Supplied data |
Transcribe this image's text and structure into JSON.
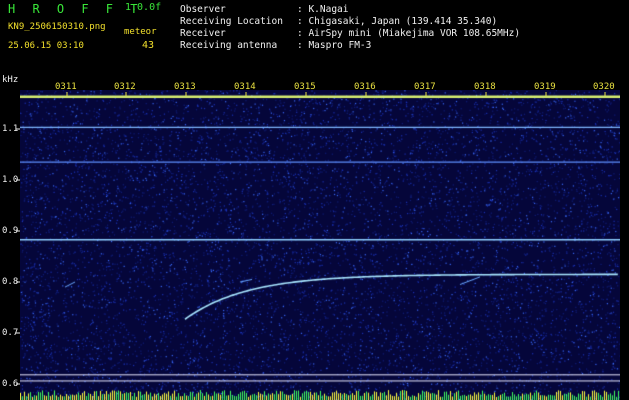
{
  "header": {
    "app_title": "H R O F F T",
    "version": "1.0.0f",
    "filename": "KN9_2506150310.png",
    "datetime": "25.06.15 03:10",
    "meteor_label": "meteor",
    "meteor_count": "43",
    "fields": [
      {
        "label": "Observer",
        "value": ": K.Nagai"
      },
      {
        "label": "Receiving Location",
        "value": ": Chigasaki, Japan (139.414 35.340)"
      },
      {
        "label": "Receiver",
        "value": ": AirSpy mini (Miakejima VOR 108.65MHz)"
      },
      {
        "label": "Receiving antenna",
        "value": ": Maspro FM-3"
      }
    ]
  },
  "chart_data": {
    "type": "heatmap",
    "ylabel": "kHz",
    "y_ticks": [
      "1.1",
      "1.0",
      "0.9",
      "0.8",
      "0.7",
      "0.6"
    ],
    "x_ticks": [
      "0311",
      "0312",
      "0313",
      "0314",
      "0315",
      "0316",
      "0317",
      "0318",
      "0319",
      "0320"
    ],
    "ylim": [
      0.6,
      1.18
    ],
    "colors": {
      "background": "#05063a",
      "noise": "#1e3ad8",
      "line": "#9fd8ff",
      "meteor": "#a8e6ff",
      "activity": "#ffff40"
    }
  }
}
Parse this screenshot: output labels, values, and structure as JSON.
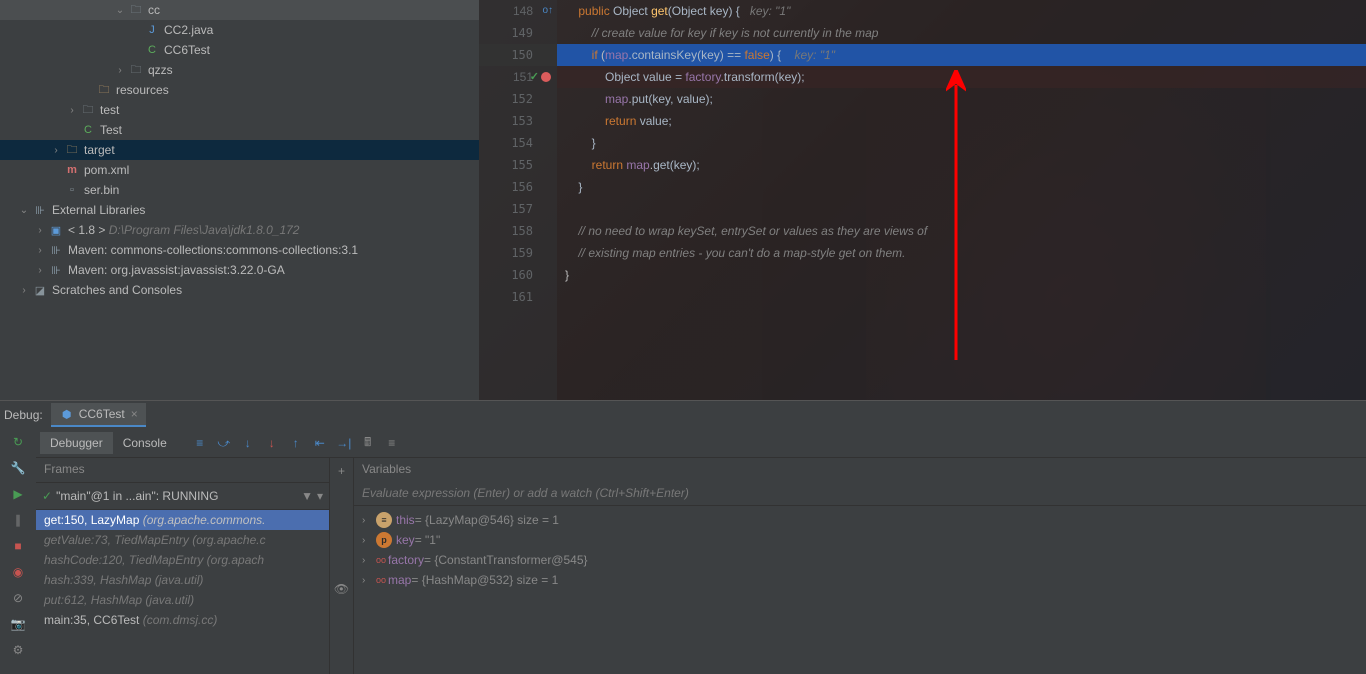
{
  "tree": {
    "cc": "cc",
    "cc2java": "CC2.java",
    "cc6test": "CC6Test",
    "qzzs": "qzzs",
    "test": "test",
    "testClass": "Test",
    "resources": "resources",
    "target": "target",
    "pom": "pom.xml",
    "serbin": "ser.bin",
    "extLibs": "External Libraries",
    "jdk": "< 1.8 >",
    "jdkPath": "D:\\Program Files\\Java\\jdk1.8.0_172",
    "maven1": "Maven: commons-collections:commons-collections:3.1",
    "maven2": "Maven: org.javassist:javassist:3.22.0-GA",
    "scratches": "Scratches and Consoles"
  },
  "code": {
    "l148": {
      "kw1": "public",
      "type": "Object",
      "method": "get",
      "sig": "(Object key) {",
      "hint": "key: \"1\""
    },
    "l149": "// create value for key if key is not currently in the map",
    "l150": {
      "kw": "if",
      "field": "map",
      "method": "containsKey",
      "arg": "(key)",
      "op": " == ",
      "val": "false",
      "end": ") {",
      "hint": "key: \"1\""
    },
    "l151": {
      "type": "Object",
      "var": "value",
      "op": " = ",
      "field": "factory",
      "method": "transform",
      "arg": "(key);"
    },
    "l152": {
      "field": "map",
      "method": "put",
      "arg": "(key, value);"
    },
    "l153": {
      "kw": "return",
      "var": " value;"
    },
    "l154": "}",
    "l155": {
      "kw": "return",
      "field": " map",
      "method": "get",
      "arg": "(key);"
    },
    "l156": "}",
    "l158": "// no need to wrap keySet, entrySet or values as they are views of",
    "l159": "// existing map entries - you can't do a map-style get on them."
  },
  "lineNums": [
    "148",
    "149",
    "150",
    "151",
    "152",
    "153",
    "154",
    "155",
    "156",
    "157",
    "158",
    "159",
    "160",
    "161"
  ],
  "debug": {
    "label": "Debug:",
    "tabName": "CC6Test",
    "tabs": {
      "debugger": "Debugger",
      "console": "Console"
    },
    "framesHeader": "Frames",
    "varsHeader": "Variables",
    "thread": "\"main\"@1 in ...ain\": RUNNING",
    "frames": [
      {
        "loc": "get:150, LazyMap",
        "pkg": "(org.apache.commons.",
        "active": true
      },
      {
        "loc": "getValue:73, TiedMapEntry",
        "pkg": "(org.apache.c"
      },
      {
        "loc": "hashCode:120, TiedMapEntry",
        "pkg": "(org.apach"
      },
      {
        "loc": "hash:339, HashMap",
        "pkg": "(java.util)"
      },
      {
        "loc": "put:612, HashMap",
        "pkg": "(java.util)"
      },
      {
        "loc": "main:35, CC6Test",
        "pkg": "(com.dmsj.cc)"
      }
    ],
    "evalPlaceholder": "Evaluate expression (Enter) or add a watch (Ctrl+Shift+Enter)",
    "vars": [
      {
        "icon": "this",
        "name": "this",
        "val": " = {LazyMap@546}  size = 1"
      },
      {
        "icon": "param",
        "name": "key",
        "val": " = \"1\""
      },
      {
        "icon": "field",
        "name": "factory",
        "val": " = {ConstantTransformer@545}",
        "oo": true
      },
      {
        "icon": "field",
        "name": "map",
        "val": " = {HashMap@532}  size = 1",
        "oo": true
      }
    ]
  }
}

Aim of the task | Exclude the images, then output the data above word for word.

Written solution |
Transcribe this image's text and structure into JSON.
{
  "header": {
    "app_title": "H R O F F T",
    "version": "1.0.0f",
    "filename": "KN9_2506150310.png",
    "datetime": "25.06.15 03:10",
    "meteor_label": "meteor",
    "meteor_count": "43",
    "fields": [
      {
        "label": "Observer",
        "value": ": K.Nagai"
      },
      {
        "label": "Receiving Location",
        "value": ": Chigasaki, Japan (139.414 35.340)"
      },
      {
        "label": "Receiver",
        "value": ": AirSpy mini (Miakejima VOR 108.65MHz)"
      },
      {
        "label": "Receiving antenna",
        "value": ": Maspro FM-3"
      }
    ]
  },
  "chart_data": {
    "type": "heatmap",
    "ylabel": "kHz",
    "y_ticks": [
      "1.1",
      "1.0",
      "0.9",
      "0.8",
      "0.7",
      "0.6"
    ],
    "x_ticks": [
      "0311",
      "0312",
      "0313",
      "0314",
      "0315",
      "0316",
      "0317",
      "0318",
      "0319",
      "0320"
    ],
    "ylim": [
      0.6,
      1.18
    ],
    "colors": {
      "background": "#05063a",
      "noise": "#1e3ad8",
      "line": "#9fd8ff",
      "meteor": "#a8e6ff",
      "activity": "#ffff40"
    }
  }
}
Parse this screenshot: output labels, values, and structure as JSON.
{
  "tree": {
    "cc": "cc",
    "cc2java": "CC2.java",
    "cc6test": "CC6Test",
    "qzzs": "qzzs",
    "test": "test",
    "testClass": "Test",
    "resources": "resources",
    "target": "target",
    "pom": "pom.xml",
    "serbin": "ser.bin",
    "extLibs": "External Libraries",
    "jdk": "< 1.8 >",
    "jdkPath": "D:\\Program Files\\Java\\jdk1.8.0_172",
    "maven1": "Maven: commons-collections:commons-collections:3.1",
    "maven2": "Maven: org.javassist:javassist:3.22.0-GA",
    "scratches": "Scratches and Consoles"
  },
  "code": {
    "l148": {
      "kw1": "public",
      "type": "Object",
      "method": "get",
      "sig": "(Object key) {",
      "hint": "key: \"1\""
    },
    "l149": "// create value for key if key is not currently in the map",
    "l150": {
      "kw": "if",
      "field": "map",
      "method": "containsKey",
      "arg": "(key)",
      "op": " == ",
      "val": "false",
      "end": ") {",
      "hint": "key: \"1\""
    },
    "l151": {
      "type": "Object",
      "var": "value",
      "op": " = ",
      "field": "factory",
      "method": "transform",
      "arg": "(key);"
    },
    "l152": {
      "field": "map",
      "method": "put",
      "arg": "(key, value);"
    },
    "l153": {
      "kw": "return",
      "var": " value;"
    },
    "l154": "}",
    "l155": {
      "kw": "return",
      "field": " map",
      "method": "get",
      "arg": "(key);"
    },
    "l156": "}",
    "l158": "// no need to wrap keySet, entrySet or values as they are views of",
    "l159": "// existing map entries - you can't do a map-style get on them."
  },
  "lineNums": [
    "148",
    "149",
    "150",
    "151",
    "152",
    "153",
    "154",
    "155",
    "156",
    "157",
    "158",
    "159",
    "160",
    "161"
  ],
  "debug": {
    "label": "Debug:",
    "tabName": "CC6Test",
    "tabs": {
      "debugger": "Debugger",
      "console": "Console"
    },
    "framesHeader": "Frames",
    "varsHeader": "Variables",
    "thread": "\"main\"@1 in ...ain\": RUNNING",
    "frames": [
      {
        "loc": "get:150, LazyMap",
        "pkg": "(org.apache.commons.",
        "active": true
      },
      {
        "loc": "getValue:73, TiedMapEntry",
        "pkg": "(org.apache.c"
      },
      {
        "loc": "hashCode:120, TiedMapEntry",
        "pkg": "(org.apach"
      },
      {
        "loc": "hash:339, HashMap",
        "pkg": "(java.util)"
      },
      {
        "loc": "put:612, HashMap",
        "pkg": "(java.util)"
      },
      {
        "loc": "main:35, CC6Test",
        "pkg": "(com.dmsj.cc)"
      }
    ],
    "evalPlaceholder": "Evaluate expression (Enter) or add a watch (Ctrl+Shift+Enter)",
    "vars": [
      {
        "icon": "this",
        "name": "this",
        "val": " = {LazyMap@546}  size = 1"
      },
      {
        "icon": "param",
        "name": "key",
        "val": " = \"1\""
      },
      {
        "icon": "field",
        "name": "factory",
        "val": " = {ConstantTransformer@545}",
        "oo": true
      },
      {
        "icon": "field",
        "name": "map",
        "val": " = {HashMap@532}  size = 1",
        "oo": true
      }
    ]
  }
}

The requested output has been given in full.